***** DATA LINES

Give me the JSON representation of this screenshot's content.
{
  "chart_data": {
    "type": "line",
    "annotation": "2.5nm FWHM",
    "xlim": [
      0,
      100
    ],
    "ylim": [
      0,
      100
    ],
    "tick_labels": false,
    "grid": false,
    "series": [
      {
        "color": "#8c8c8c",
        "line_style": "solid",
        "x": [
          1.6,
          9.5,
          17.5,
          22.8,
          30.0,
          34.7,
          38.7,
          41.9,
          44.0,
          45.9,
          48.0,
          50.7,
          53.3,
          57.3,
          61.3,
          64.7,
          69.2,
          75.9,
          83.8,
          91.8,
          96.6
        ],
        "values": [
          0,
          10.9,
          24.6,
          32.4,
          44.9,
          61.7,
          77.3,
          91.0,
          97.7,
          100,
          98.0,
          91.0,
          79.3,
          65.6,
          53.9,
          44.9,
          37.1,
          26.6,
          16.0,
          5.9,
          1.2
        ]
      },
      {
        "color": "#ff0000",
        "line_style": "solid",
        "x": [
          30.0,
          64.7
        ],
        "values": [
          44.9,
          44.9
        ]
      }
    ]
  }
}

**********

## EXERCISE PROMPT
Output the listing above word for word.

## ANSWER TO THE PROBLEM
Give me the JSON representation of this screenshot's content.
{
  "chart_data": {
    "type": "line",
    "annotation": "2.5nm FWHM",
    "xlim": [
      0,
      100
    ],
    "ylim": [
      0,
      100
    ],
    "tick_labels": false,
    "grid": false,
    "series": [
      {
        "color": "#8c8c8c",
        "line_style": "solid",
        "x": [
          1.6,
          9.5,
          17.5,
          22.8,
          30.0,
          34.7,
          38.7,
          41.9,
          44.0,
          45.9,
          48.0,
          50.7,
          53.3,
          57.3,
          61.3,
          64.7,
          69.2,
          75.9,
          83.8,
          91.8,
          96.6
        ],
        "values": [
          0,
          10.9,
          24.6,
          32.4,
          44.9,
          61.7,
          77.3,
          91.0,
          97.7,
          100,
          98.0,
          91.0,
          79.3,
          65.6,
          53.9,
          44.9,
          37.1,
          26.6,
          16.0,
          5.9,
          1.2
        ]
      },
      {
        "color": "#ff0000",
        "line_style": "solid",
        "x": [
          30.0,
          64.7
        ],
        "values": [
          44.9,
          44.9
        ]
      }
    ]
  }
}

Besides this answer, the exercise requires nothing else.